**GIVEN DATA:**
## begin

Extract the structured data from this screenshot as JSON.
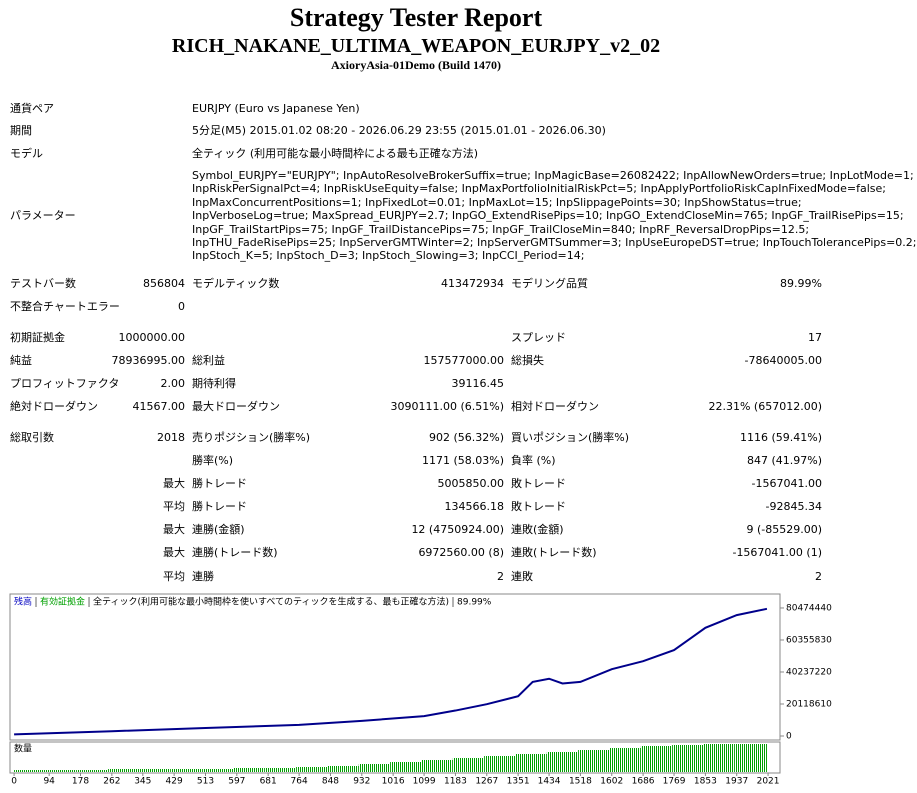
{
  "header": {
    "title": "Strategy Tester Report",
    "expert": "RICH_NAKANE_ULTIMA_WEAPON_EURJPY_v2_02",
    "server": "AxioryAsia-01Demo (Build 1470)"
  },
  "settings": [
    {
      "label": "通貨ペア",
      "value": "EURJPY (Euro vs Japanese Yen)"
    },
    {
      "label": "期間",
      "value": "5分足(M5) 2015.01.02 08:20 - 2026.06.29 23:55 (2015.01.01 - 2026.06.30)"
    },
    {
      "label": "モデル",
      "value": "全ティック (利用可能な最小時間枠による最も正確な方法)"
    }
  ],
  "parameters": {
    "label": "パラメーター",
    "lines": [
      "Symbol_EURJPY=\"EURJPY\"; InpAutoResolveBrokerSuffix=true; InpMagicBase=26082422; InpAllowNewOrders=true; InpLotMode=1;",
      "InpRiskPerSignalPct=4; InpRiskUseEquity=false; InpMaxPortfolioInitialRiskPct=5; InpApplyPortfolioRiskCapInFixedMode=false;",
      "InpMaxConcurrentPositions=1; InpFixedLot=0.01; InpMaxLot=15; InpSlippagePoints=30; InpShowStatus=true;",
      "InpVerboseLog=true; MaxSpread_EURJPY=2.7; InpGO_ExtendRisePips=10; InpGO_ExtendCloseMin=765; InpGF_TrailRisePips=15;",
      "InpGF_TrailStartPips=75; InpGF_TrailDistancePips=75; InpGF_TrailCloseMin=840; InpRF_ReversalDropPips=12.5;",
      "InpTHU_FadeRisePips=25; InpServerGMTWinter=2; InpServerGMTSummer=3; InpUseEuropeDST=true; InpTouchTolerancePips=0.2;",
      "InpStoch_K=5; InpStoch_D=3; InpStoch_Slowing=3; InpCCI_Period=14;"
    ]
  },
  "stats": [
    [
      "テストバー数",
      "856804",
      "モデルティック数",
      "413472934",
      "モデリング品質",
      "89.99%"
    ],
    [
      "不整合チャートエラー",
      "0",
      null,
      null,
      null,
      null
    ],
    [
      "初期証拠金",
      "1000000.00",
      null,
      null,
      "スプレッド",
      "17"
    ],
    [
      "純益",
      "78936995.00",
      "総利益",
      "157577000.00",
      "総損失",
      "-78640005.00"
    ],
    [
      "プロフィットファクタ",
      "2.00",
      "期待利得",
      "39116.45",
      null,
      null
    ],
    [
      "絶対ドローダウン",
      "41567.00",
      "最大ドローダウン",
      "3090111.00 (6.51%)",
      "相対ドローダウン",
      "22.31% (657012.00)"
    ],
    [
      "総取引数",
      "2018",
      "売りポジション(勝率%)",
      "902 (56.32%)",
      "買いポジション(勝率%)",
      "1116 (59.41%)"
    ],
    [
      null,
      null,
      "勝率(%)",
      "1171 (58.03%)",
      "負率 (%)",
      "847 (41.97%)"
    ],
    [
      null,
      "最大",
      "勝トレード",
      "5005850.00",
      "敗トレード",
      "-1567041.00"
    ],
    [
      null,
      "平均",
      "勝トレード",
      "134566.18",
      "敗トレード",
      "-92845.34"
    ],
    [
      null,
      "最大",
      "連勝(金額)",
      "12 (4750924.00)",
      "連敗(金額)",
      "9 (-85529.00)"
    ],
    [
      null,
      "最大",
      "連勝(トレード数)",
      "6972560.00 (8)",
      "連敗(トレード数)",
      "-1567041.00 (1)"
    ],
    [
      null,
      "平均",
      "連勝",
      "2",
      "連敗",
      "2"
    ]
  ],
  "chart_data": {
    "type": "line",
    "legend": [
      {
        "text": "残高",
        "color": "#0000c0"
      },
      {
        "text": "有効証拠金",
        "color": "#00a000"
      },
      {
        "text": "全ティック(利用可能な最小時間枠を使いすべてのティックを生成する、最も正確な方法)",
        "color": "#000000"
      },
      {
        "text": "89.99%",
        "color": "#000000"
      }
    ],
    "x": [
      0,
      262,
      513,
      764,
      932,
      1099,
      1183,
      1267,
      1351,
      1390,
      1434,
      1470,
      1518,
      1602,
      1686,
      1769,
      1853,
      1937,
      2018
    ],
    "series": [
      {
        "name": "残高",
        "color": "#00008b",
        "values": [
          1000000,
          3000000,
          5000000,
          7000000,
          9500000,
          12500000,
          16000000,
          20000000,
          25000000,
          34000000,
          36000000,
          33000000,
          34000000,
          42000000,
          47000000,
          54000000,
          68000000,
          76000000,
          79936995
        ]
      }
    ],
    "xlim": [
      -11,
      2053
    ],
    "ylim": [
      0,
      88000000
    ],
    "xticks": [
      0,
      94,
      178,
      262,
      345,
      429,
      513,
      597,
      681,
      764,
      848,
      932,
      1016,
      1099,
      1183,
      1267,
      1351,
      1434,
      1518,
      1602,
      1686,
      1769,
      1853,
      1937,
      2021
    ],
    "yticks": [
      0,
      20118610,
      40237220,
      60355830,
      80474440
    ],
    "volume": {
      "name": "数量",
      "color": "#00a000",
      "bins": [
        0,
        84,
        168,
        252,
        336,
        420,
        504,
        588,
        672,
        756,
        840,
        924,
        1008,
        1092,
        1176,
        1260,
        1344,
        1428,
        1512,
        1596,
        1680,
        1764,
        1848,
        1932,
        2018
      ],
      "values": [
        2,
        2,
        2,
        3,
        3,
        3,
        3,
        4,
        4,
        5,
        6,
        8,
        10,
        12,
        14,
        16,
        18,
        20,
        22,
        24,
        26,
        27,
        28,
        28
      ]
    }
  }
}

## end

Take every line containing the word "true" and copy it.

      "Symbol_EURJPY=\"EURJPY\"; InpAutoResolveBrokerSuffix=true; InpMagicBase=26082422; InpAllowNewOrders=true; InpLotMode=1;",
      "InpMaxConcurrentPositions=1; InpFixedLot=0.01; InpMaxLot=15; InpSlippagePoints=30; InpShowStatus=true;",
      "InpVerboseLog=true; MaxSpread_EURJPY=2.7; InpGO_ExtendRisePips=10; InpGO_ExtendCloseMin=765; InpGF_TrailRisePips=15;",
      "InpTHU_FadeRisePips=25; InpServerGMTWinter=2; InpServerGMTSummer=3; InpUseEuropeDST=true; InpTouchTolerancePips=0.2;",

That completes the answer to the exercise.